## Problem description
Would you return the complete listing below word for word?

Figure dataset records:
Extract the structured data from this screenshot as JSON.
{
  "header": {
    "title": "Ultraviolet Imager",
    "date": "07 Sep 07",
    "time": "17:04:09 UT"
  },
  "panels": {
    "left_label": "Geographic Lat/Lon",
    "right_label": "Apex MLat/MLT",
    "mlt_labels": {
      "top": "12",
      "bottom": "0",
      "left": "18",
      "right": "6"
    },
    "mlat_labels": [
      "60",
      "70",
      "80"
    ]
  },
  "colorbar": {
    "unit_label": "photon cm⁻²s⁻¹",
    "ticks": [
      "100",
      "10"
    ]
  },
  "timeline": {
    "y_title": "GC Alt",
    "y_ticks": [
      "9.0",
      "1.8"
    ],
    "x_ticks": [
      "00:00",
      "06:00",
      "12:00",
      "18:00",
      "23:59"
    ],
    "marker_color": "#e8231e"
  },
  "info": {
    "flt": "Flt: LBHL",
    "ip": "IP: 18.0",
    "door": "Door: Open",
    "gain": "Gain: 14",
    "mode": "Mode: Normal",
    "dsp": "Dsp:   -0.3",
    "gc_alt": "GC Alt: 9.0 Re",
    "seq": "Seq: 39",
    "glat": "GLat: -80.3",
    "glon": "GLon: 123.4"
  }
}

## Result for this exercise
Extract the structured data from this screenshot as JSON.
{
  "header": {
    "title": "Ultraviolet Imager",
    "date": "07 Sep 07",
    "time": "17:04:09 UT"
  },
  "panels": {
    "left_label": "Geographic Lat/Lon",
    "right_label": "Apex MLat/MLT",
    "mlt_labels": {
      "top": "12",
      "bottom": "0",
      "left": "18",
      "right": "6"
    },
    "mlat_labels": [
      "60",
      "70",
      "80"
    ]
  },
  "colorbar": {
    "unit_label": "photon cm⁻²s⁻¹",
    "ticks": [
      "100",
      "10"
    ]
  },
  "timeline": {
    "y_title": "GC Alt",
    "y_ticks": [
      "9.0",
      "1.8"
    ],
    "x_ticks": [
      "00:00",
      "06:00",
      "12:00",
      "18:00",
      "23:59"
    ],
    "marker_color": "#e8231e"
  },
  "info": {
    "flt": "Flt: LBHL",
    "ip": "IP: 18.0",
    "door": "Door: Open",
    "gain": "Gain: 14",
    "mode": "Mode: Normal",
    "dsp": "Dsp:   -0.3",
    "gc_alt": "GC Alt: 9.0 Re",
    "seq": "Seq: 39",
    "glat": "GLat: -80.3",
    "glon": "GLon: 123.4"
  }
}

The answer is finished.